• **What you will do**
Your task is to print the material below exactly as presented.

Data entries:
★ ★ ★ ★
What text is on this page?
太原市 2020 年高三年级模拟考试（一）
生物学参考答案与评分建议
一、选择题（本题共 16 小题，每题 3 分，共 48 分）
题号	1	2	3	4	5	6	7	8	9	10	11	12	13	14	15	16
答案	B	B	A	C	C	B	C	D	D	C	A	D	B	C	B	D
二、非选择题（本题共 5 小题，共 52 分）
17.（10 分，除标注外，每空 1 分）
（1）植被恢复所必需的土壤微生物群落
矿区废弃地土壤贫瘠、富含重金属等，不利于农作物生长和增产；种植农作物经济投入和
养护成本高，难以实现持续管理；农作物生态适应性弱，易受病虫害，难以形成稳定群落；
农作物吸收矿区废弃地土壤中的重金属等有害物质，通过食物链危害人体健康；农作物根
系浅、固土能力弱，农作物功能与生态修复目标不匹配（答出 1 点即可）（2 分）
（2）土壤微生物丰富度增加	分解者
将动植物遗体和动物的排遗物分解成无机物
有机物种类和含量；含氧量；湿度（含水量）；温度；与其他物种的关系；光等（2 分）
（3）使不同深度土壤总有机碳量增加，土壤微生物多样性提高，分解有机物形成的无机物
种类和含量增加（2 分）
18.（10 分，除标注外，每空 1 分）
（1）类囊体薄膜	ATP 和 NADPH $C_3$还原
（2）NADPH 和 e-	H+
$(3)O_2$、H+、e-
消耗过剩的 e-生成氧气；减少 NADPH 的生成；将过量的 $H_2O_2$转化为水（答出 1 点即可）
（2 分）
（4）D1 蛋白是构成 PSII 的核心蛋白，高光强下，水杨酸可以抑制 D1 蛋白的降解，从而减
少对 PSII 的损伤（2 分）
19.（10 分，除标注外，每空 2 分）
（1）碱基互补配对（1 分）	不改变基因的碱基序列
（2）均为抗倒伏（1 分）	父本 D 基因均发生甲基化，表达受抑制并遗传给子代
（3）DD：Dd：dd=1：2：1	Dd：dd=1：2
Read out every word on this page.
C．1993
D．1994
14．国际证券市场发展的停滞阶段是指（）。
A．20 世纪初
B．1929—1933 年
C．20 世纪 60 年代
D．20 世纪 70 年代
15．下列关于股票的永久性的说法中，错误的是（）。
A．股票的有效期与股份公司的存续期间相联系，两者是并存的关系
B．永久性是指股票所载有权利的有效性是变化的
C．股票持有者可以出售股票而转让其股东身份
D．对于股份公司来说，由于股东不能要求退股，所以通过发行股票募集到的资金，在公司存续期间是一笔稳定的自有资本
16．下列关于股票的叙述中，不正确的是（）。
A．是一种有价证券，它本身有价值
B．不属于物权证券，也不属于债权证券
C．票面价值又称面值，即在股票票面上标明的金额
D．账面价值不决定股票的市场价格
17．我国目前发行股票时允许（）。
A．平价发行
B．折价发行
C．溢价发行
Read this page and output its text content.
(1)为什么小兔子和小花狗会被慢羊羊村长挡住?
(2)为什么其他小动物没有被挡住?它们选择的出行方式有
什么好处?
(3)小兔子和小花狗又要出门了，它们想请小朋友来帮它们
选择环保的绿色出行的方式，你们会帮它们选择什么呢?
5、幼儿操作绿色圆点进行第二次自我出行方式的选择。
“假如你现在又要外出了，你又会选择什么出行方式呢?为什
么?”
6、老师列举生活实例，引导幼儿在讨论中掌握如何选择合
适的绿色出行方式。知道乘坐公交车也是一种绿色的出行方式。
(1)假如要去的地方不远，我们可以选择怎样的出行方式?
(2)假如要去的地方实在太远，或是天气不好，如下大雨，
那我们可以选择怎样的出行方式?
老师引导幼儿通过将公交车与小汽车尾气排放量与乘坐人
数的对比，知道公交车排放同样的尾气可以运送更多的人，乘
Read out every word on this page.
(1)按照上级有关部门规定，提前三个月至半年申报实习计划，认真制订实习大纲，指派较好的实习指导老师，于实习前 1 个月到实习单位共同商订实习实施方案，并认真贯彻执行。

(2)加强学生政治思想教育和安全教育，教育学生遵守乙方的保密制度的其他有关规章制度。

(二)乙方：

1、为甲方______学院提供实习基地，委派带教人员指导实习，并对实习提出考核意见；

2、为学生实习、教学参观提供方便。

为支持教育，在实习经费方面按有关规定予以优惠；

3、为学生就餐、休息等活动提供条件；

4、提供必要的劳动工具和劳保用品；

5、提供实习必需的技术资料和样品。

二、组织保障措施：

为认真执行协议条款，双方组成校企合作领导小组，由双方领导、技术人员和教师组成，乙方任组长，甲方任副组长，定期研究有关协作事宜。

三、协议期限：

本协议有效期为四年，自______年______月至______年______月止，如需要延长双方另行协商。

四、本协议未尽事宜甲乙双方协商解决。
★ ★ ★ ★
• **Output for this task**
What text is on this page?
太原市 2020 年高三年级模拟考试（一）
生物学参考答案与评分建议
一、选择题（本题共 16 小题，每题 3 分，共 48 分）
题号	1	2	3	4	5	6	7	8	9	10	11	12	13	14	15	16
答案	B	B	A	C	C	B	C	D	D	C	A	D	B	C	B	D
二、非选择题（本题共 5 小题，共 52 分）
17.（10 分，除标注外，每空 1 分）
（1）植被恢复所必需的土壤微生物群落
矿区废弃地土壤贫瘠、富含重金属等，不利于农作物生长和增产；种植农作物经济投入和
养护成本高，难以实现持续管理；农作物生态适应性弱，易受病虫害，难以形成稳定群落；
农作物吸收矿区废弃地土壤中的重金属等有害物质，通过食物链危害人体健康；农作物根
系浅、固土能力弱，农作物功能与生态修复目标不匹配（答出 1 点即可）（2 分）
（2）土壤微生物丰富度增加	分解者
将动植物遗体和动物的排遗物分解成无机物
有机物种类和含量；含氧量；湿度（含水量）；温度；与其他物种的关系；光等（2 分）
（3）使不同深度土壤总有机碳量增加，土壤微生物多样性提高，分解有机物形成的无机物
种类和含量增加（2 分）
18.（10 分，除标注外，每空 1 分）
（1）类囊体薄膜	ATP 和 NADPH $C_3$还原
（2）NADPH 和 e-	H+
$(3)O_2$、H+、e-
消耗过剩的 e-生成氧气；减少 NADPH 的生成；将过量的 $H_2O_2$转化为水（答出 1 点即可）
（2 分）
（4）D1 蛋白是构成 PSII 的核心蛋白，高光强下，水杨酸可以抑制 D1 蛋白的降解，从而减
少对 PSII 的损伤（2 分）
19.（10 分，除标注外，每空 2 分）
（1）碱基互补配对（1 分）	不改变基因的碱基序列
（2）均为抗倒伏（1 分）	父本 D 基因均发生甲基化，表达受抑制并遗传给子代
（3）DD：Dd：dd=1：2：1	Dd：dd=1：2
Read out every word on this page.
C．1993
D．1994
14．国际证券市场发展的停滞阶段是指（）。
A．20 世纪初
B．1929—1933 年
C．20 世纪 60 年代
D．20 世纪 70 年代
15．下列关于股票的永久性的说法中，错误的是（）。
A．股票的有效期与股份公司的存续期间相联系，两者是并存的关系
B．永久性是指股票所载有权利的有效性是变化的
C．股票持有者可以出售股票而转让其股东身份
D．对于股份公司来说，由于股东不能要求退股，所以通过发行股票募集到的资金，在公司存续期间是一笔稳定的自有资本
16．下列关于股票的叙述中，不正确的是（）。
A．是一种有价证券，它本身有价值
B．不属于物权证券，也不属于债权证券
C．票面价值又称面值，即在股票票面上标明的金额
D．账面价值不决定股票的市场价格
17．我国目前发行股票时允许（）。
A．平价发行
B．折价发行
C．溢价发行
Read this page and output its text content.
(1)为什么小兔子和小花狗会被慢羊羊村长挡住?
(2)为什么其他小动物没有被挡住?它们选择的出行方式有
什么好处?
(3)小兔子和小花狗又要出门了，它们想请小朋友来帮它们
选择环保的绿色出行的方式，你们会帮它们选择什么呢?
5、幼儿操作绿色圆点进行第二次自我出行方式的选择。
“假如你现在又要外出了，你又会选择什么出行方式呢?为什
么?”
6、老师列举生活实例，引导幼儿在讨论中掌握如何选择合
适的绿色出行方式。知道乘坐公交车也是一种绿色的出行方式。
(1)假如要去的地方不远，我们可以选择怎样的出行方式?
(2)假如要去的地方实在太远，或是天气不好，如下大雨，
那我们可以选择怎样的出行方式?
老师引导幼儿通过将公交车与小汽车尾气排放量与乘坐人
数的对比，知道公交车排放同样的尾气可以运送更多的人，乘
Read out every word on this page.
(1)按照上级有关部门规定，提前三个月至半年申报实习计划，认真制订实习大纲，指派较好的实习指导老师，于实习前 1 个月到实习单位共同商订实习实施方案，并认真贯彻执行。

(2)加强学生政治思想教育和安全教育，教育学生遵守乙方的保密制度的其他有关规章制度。

(二)乙方：

1、为甲方______学院提供实习基地，委派带教人员指导实习，并对实习提出考核意见；

2、为学生实习、教学参观提供方便。

为支持教育，在实习经费方面按有关规定予以优惠；

3、为学生就餐、休息等活动提供条件；

4、提供必要的劳动工具和劳保用品；

5、提供实习必需的技术资料和样品。

二、组织保障措施：

为认真执行协议条款，双方组成校企合作领导小组，由双方领导、技术人员和教师组成，乙方任组长，甲方任副组长，定期研究有关协作事宜。

三、协议期限：

本协议有效期为四年，自______年______月至______年______月止，如需要延长双方另行协商。

四、本协议未尽事宜甲乙双方协商解决。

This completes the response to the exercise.